[REQUIREMENT] Select, from the data, each line where "مليح" occurs.

[DATA EXCERPTS]
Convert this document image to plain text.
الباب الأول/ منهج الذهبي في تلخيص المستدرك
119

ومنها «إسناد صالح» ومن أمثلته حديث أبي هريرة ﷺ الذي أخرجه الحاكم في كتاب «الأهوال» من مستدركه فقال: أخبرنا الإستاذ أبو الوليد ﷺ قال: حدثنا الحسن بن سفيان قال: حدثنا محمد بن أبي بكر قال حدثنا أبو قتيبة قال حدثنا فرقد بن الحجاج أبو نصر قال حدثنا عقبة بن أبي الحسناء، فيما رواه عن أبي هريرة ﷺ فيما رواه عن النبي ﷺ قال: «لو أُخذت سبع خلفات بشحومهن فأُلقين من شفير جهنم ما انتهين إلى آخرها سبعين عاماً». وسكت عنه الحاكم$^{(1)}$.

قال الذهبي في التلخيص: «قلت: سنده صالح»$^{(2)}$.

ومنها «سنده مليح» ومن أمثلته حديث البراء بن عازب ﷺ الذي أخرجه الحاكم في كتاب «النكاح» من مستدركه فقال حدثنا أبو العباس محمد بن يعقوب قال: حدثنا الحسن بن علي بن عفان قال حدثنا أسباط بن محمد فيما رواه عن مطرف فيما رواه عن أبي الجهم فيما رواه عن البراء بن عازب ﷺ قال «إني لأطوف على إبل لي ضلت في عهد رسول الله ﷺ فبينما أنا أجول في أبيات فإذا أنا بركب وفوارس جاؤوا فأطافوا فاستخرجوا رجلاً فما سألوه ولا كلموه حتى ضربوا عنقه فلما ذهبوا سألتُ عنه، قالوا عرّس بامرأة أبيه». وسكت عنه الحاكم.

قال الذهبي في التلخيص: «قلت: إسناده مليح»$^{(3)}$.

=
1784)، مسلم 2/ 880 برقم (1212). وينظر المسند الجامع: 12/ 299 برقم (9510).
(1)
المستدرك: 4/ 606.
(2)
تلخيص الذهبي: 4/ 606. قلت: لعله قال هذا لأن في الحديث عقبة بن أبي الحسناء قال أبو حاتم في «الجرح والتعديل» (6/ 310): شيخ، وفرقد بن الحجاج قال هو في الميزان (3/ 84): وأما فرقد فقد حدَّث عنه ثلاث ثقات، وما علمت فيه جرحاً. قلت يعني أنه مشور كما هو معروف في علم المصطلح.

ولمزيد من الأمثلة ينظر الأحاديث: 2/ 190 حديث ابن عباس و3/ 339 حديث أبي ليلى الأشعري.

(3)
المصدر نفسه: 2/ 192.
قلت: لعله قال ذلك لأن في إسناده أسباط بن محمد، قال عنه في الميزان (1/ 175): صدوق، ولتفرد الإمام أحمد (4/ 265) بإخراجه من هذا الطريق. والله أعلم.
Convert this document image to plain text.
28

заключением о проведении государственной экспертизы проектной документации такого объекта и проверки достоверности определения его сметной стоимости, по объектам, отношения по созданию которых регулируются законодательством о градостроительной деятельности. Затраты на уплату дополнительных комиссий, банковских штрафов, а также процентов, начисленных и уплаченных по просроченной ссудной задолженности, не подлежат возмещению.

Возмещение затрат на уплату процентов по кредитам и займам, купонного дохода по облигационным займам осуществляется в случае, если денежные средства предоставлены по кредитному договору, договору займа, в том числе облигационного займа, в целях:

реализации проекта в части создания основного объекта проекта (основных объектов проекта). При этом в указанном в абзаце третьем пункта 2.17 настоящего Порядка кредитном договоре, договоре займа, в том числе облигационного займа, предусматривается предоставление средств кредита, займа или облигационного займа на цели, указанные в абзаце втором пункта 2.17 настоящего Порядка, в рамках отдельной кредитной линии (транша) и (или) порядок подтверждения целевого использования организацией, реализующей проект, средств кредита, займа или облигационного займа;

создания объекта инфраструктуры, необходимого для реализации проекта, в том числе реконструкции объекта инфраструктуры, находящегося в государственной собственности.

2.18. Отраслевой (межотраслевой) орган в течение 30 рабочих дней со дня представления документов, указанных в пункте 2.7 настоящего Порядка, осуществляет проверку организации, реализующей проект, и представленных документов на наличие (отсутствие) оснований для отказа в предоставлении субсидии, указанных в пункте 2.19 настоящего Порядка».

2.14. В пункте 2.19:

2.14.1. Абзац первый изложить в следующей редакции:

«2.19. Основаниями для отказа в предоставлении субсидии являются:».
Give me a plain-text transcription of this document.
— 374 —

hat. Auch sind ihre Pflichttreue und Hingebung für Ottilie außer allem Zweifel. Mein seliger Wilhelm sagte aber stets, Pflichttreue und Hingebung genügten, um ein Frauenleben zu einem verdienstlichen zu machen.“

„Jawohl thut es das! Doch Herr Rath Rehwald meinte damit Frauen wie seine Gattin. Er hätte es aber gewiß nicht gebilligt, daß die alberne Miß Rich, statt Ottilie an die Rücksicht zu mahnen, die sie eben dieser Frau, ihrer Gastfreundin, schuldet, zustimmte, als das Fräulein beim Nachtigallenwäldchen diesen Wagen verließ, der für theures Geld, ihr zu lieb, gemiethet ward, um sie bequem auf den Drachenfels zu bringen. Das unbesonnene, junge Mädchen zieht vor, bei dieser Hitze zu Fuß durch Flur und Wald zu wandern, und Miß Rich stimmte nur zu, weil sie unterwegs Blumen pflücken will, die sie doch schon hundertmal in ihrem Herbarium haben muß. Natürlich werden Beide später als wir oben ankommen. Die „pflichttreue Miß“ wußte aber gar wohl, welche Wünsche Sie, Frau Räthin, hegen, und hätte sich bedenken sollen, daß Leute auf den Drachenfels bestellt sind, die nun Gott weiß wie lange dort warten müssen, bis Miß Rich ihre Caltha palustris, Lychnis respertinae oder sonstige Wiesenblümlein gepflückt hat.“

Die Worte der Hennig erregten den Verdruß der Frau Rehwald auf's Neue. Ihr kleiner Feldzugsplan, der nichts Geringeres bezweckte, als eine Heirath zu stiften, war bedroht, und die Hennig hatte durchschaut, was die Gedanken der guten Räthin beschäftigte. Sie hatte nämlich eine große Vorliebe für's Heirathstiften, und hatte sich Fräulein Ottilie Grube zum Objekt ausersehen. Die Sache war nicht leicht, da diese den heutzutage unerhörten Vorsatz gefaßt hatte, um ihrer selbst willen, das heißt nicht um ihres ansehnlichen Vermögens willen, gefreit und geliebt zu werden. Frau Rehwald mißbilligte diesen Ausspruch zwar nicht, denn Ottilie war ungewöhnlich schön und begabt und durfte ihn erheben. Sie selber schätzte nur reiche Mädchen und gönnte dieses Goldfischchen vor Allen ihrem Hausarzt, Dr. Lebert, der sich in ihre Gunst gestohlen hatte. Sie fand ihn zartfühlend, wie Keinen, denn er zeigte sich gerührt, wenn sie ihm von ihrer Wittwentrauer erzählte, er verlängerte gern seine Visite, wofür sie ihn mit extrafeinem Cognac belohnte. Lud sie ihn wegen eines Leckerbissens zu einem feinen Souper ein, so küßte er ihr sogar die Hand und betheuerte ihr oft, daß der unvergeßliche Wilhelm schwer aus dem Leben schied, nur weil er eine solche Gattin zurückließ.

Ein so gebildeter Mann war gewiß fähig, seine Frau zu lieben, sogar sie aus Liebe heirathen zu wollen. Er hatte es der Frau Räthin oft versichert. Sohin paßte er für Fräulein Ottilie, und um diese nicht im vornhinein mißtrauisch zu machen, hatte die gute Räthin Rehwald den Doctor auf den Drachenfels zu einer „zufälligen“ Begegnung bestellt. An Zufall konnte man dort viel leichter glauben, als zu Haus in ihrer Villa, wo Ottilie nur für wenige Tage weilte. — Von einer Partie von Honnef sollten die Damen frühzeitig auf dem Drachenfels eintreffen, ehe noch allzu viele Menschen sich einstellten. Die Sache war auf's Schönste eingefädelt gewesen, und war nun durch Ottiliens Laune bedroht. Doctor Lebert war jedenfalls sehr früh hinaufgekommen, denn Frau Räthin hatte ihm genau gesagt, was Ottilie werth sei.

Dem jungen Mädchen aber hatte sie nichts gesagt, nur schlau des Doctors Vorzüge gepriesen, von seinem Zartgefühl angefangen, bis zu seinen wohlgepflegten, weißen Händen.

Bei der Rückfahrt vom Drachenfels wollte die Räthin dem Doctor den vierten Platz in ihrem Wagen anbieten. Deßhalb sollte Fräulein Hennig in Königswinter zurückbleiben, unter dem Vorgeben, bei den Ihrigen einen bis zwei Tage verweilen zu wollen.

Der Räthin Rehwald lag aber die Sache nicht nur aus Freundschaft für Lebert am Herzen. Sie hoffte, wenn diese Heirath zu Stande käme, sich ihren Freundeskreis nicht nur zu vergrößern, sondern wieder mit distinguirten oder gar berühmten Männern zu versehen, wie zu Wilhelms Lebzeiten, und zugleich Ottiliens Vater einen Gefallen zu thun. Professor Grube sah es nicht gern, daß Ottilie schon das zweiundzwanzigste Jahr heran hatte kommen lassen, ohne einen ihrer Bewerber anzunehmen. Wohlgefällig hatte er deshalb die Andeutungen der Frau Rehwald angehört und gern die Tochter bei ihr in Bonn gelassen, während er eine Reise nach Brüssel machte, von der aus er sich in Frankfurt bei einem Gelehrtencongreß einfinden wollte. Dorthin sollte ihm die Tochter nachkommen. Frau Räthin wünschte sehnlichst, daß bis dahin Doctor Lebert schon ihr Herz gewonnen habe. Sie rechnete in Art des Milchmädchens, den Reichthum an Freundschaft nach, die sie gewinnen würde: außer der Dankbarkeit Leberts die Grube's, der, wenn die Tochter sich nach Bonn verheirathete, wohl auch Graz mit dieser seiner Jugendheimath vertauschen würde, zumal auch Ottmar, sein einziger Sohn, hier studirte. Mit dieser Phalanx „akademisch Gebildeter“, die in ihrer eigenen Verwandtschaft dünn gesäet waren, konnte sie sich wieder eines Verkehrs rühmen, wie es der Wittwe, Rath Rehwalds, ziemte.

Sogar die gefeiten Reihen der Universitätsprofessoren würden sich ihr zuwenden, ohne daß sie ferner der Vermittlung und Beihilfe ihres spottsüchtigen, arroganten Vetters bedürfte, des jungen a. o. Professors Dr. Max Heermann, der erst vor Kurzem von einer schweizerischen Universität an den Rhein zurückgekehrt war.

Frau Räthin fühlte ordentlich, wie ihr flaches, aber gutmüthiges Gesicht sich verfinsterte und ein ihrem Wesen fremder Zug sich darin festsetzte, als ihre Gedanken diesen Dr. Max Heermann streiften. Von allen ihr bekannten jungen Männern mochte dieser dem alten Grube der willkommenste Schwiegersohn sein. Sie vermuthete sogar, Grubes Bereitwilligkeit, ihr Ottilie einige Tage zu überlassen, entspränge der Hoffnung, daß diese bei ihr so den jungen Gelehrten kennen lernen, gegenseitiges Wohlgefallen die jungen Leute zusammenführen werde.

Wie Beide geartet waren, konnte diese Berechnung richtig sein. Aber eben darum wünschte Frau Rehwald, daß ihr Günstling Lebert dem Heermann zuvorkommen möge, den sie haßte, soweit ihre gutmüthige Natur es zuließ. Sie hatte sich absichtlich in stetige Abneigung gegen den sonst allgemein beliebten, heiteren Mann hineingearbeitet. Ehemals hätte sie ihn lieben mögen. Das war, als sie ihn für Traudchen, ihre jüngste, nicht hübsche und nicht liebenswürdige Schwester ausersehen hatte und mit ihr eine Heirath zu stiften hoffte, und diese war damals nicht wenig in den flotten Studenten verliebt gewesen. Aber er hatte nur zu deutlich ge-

[ANSWER FOR THIS EXERCISE]
ومنها «سنده مليح» ومن أمثلته حديث البراء بن عازب ﷺ الذي أخرجه الحاكم في كتاب «النكاح» من مستدركه فقال حدثنا أبو العباس محمد بن يعقوب قال: حدثنا الحسن بن علي بن عفان قال حدثنا أسباط بن محمد فيما رواه عن مطرف فيما رواه عن أبي الجهم فيما رواه عن البراء بن عازب ﷺ قال «إني لأطوف على إبل لي ضلت في عهد رسول الله ﷺ فبينما أنا أجول في أبيات فإذا أنا بركب وفوارس جاؤوا فأطافوا فاستخرجوا رجلاً فما سألوه ولا كلموه حتى ضربوا عنقه فلما ذهبوا سألتُ عنه، قالوا عرّس بامرأة أبيه». وسكت عنه الحاكم.
قال الذهبي في التلخيص: «قلت: إسناده مليح»$^{(3)}$.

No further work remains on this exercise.